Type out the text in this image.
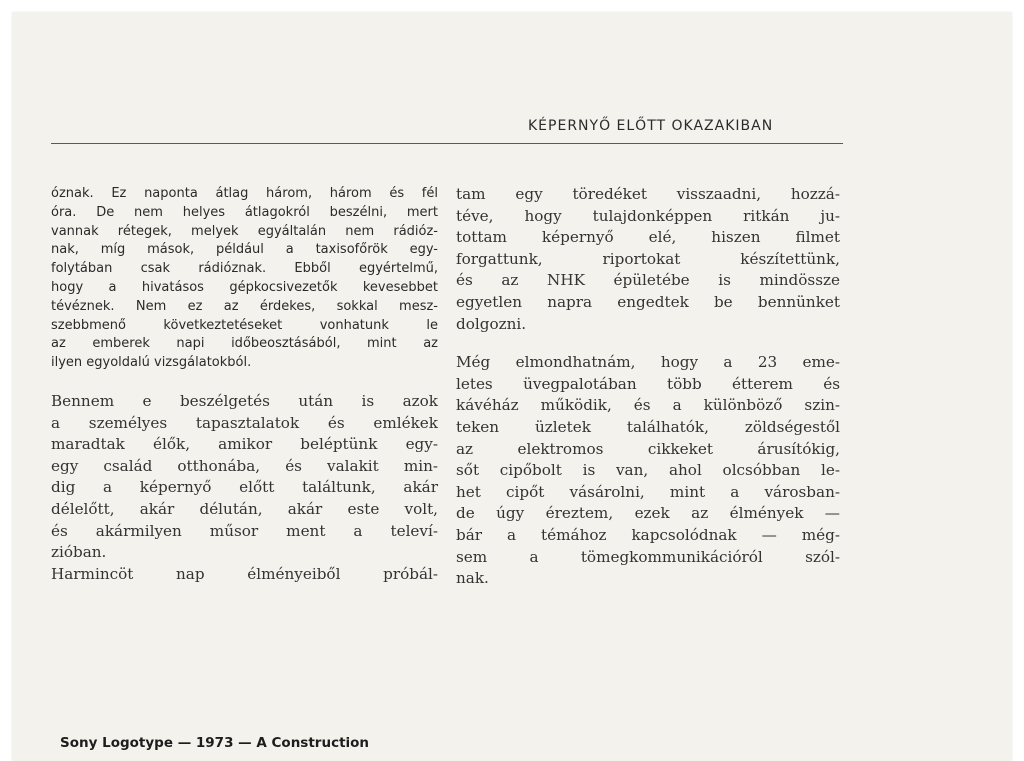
KÉPERNYŐ ELŐTT OKAZAKIBAN
óznak. Ez naponta átlag három, három és fél
óra. De nem helyes átlagokról beszélni, mert
vannak rétegek, melyek egyáltalán nem rádióz-
nak, míg mások, például a taxisofőrök egy-
folytában csak rádióznak. Ebből egyértelmű,
hogy a hivatásos gépkocsivezetők kevesebbet
tévéznek. Nem ez az érdekes, sokkal mesz-
szebbmenő következtetéseket vonhatunk le
az emberek napi időbeosztásából, mint az
ilyen egyoldalú vizsgálatokból.
Bennem e beszélgetés után is azok
a személyes tapasztalatok és emlékek
maradtak élők, amikor beléptünk egy-
egy család otthonába, és valakit min-
dig a képernyő előtt találtunk, akár
délelőtt, akár délután, akár este volt,
és akármilyen műsor ment a televí-
zióban.
Harmincöt nap élményeiből próbál-
tam egy töredéket visszaadni, hozzá-
téve, hogy tulajdonképpen ritkán ju-
tottam képernyő elé, hiszen filmet
forgattunk, riportokat készítettünk,
és az NHK épületébe is mindössze
egyetlen napra engedtek be bennünket
dolgozni.
Még elmondhatnám, hogy a 23 eme-
letes üvegpalotában több étterem és
kávéház működik, és a különböző szin-
teken üzletek találhatók, zöldségestől
az elektromos cikkeket árusítókig,
sőt cipőbolt is van, ahol olcsóbban le-
het cipőt vásárolni, mint a városban-
de úgy éreztem, ezek az élmények —
bár a témához kapcsolódnak — még-
sem a tömegkommunikációról szól-
nak.
Sony Logotype — 1973 — A Construction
········
Find all lines with "mint" in them and copy each one.

az emberek napi időbeosztásából, mint az
het cipőt vásárolni, mint a városban-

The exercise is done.